§ WORKING DATA:
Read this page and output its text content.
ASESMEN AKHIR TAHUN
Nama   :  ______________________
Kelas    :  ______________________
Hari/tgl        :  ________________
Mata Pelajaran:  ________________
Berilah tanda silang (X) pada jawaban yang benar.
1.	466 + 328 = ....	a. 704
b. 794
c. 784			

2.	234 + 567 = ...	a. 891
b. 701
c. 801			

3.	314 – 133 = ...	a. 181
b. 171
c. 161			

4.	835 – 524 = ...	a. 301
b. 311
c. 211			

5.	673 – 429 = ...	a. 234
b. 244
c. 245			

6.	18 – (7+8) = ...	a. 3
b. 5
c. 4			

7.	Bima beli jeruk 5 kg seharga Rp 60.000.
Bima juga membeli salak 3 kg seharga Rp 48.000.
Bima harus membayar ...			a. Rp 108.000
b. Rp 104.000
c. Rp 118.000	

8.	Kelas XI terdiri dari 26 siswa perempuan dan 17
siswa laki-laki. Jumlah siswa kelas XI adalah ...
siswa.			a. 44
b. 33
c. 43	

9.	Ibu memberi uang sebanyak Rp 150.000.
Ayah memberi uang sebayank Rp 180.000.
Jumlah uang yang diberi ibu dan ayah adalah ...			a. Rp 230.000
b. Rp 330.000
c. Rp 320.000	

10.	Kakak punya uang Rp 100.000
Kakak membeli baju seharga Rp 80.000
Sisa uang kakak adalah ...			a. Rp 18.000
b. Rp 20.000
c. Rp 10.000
...
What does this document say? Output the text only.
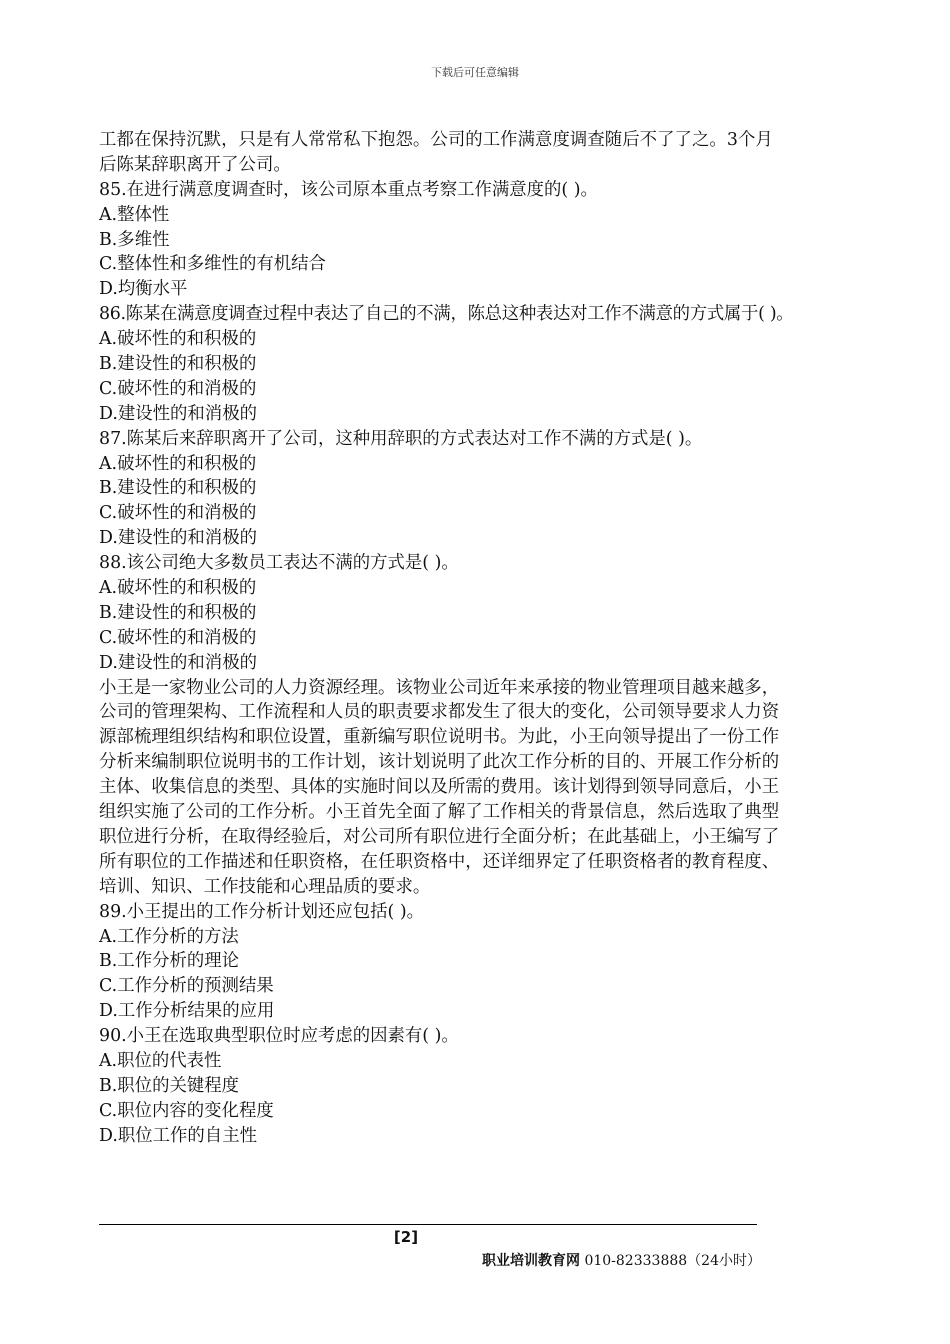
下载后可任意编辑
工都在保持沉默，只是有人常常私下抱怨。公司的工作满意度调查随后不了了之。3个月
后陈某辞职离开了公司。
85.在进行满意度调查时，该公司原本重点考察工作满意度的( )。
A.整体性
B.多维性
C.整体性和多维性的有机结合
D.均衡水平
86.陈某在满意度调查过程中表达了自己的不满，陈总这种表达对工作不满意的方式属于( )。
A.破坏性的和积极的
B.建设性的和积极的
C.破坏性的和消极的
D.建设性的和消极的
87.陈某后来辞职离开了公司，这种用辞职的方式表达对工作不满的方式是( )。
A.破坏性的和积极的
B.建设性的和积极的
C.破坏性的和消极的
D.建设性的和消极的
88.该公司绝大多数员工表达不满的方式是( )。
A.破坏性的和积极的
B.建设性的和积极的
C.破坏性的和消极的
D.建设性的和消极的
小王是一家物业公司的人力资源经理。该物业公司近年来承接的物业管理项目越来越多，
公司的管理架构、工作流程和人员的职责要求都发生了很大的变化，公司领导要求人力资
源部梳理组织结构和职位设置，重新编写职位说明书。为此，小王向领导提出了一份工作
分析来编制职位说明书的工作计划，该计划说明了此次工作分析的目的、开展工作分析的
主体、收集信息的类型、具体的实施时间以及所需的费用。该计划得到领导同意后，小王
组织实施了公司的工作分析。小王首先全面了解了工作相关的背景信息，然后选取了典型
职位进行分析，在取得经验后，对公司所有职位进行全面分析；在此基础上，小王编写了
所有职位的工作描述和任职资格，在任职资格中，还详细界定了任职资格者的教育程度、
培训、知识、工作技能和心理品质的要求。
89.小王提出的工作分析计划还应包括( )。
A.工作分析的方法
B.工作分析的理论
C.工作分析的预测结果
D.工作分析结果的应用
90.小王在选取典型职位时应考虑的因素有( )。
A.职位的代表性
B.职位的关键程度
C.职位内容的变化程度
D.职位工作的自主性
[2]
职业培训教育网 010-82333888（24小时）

§ WHAT YOU WILL DO:
Search the data above for the string "Bima" and copy each line that has it.

§ OUTPUT OF THE TASK:
7.	Bima beli jeruk 5 kg seharga Rp 60.000.
Bima juga membeli salak 3 kg seharga Rp 48.000.
Bima harus membayar ...			a. Rp 108.000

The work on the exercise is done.